- _Problem_: Copy out all lines that hold "marker".

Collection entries
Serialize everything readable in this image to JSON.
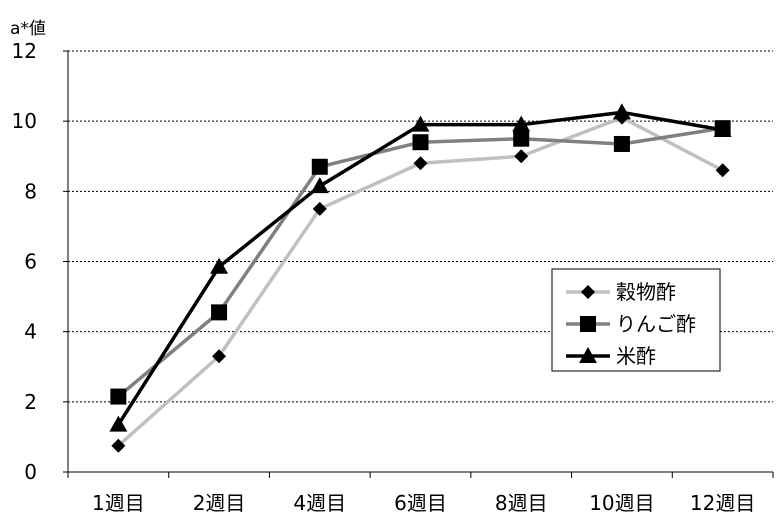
{
  "chart_data": {
    "type": "line",
    "title": "",
    "xlabel": "",
    "ylabel": "a*値",
    "ylim": [
      0,
      12
    ],
    "yticks": [
      0,
      2,
      4,
      6,
      8,
      10,
      12
    ],
    "grid": "horizontal dashed",
    "legend_position": "right",
    "categories": [
      "1週目",
      "2週目",
      "4週目",
      "6週目",
      "8週目",
      "10週目",
      "12週目"
    ],
    "series": [
      {
        "name": "穀物酢",
        "marker": "diamond",
        "color": "#c0c0c0",
        "values": [
          0.75,
          3.3,
          7.5,
          8.8,
          9.0,
          10.1,
          8.6
        ]
      },
      {
        "name": "りんご酢",
        "marker": "square",
        "color": "#808080",
        "values": [
          2.15,
          4.55,
          8.7,
          9.4,
          9.5,
          9.35,
          9.8
        ]
      },
      {
        "name": "米酢",
        "marker": "triangle",
        "color": "#000000",
        "values": [
          1.35,
          5.85,
          8.15,
          9.9,
          9.9,
          10.25,
          9.75
        ]
      }
    ]
  }
}
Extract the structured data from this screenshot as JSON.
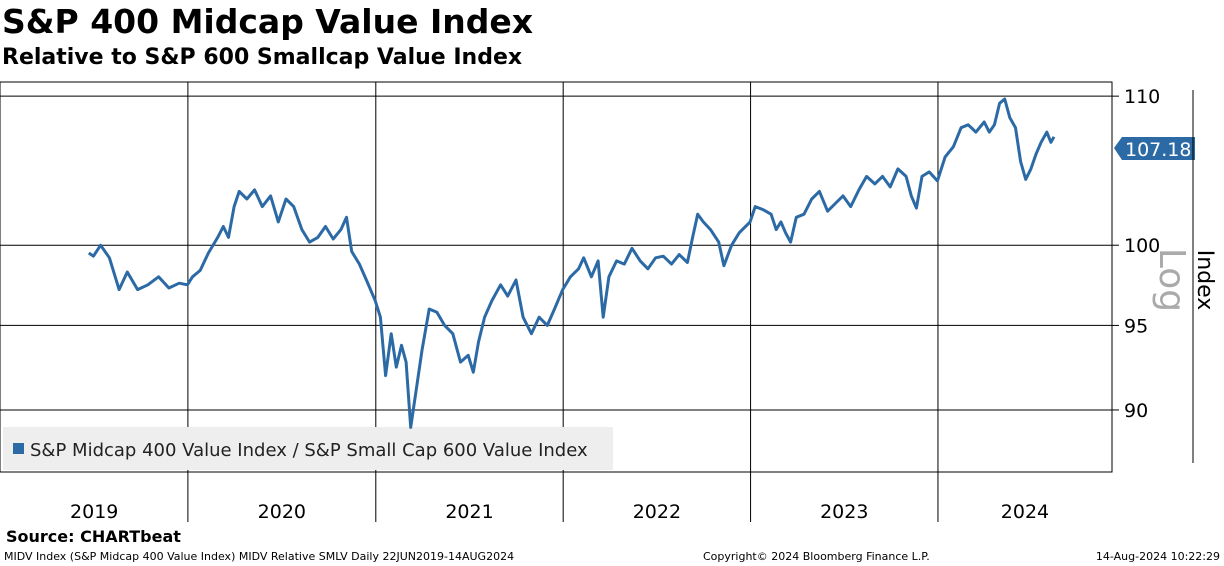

- _Correct response_:
        "marker": "diamond",
        "marker": "square",
        "marker": "triangle",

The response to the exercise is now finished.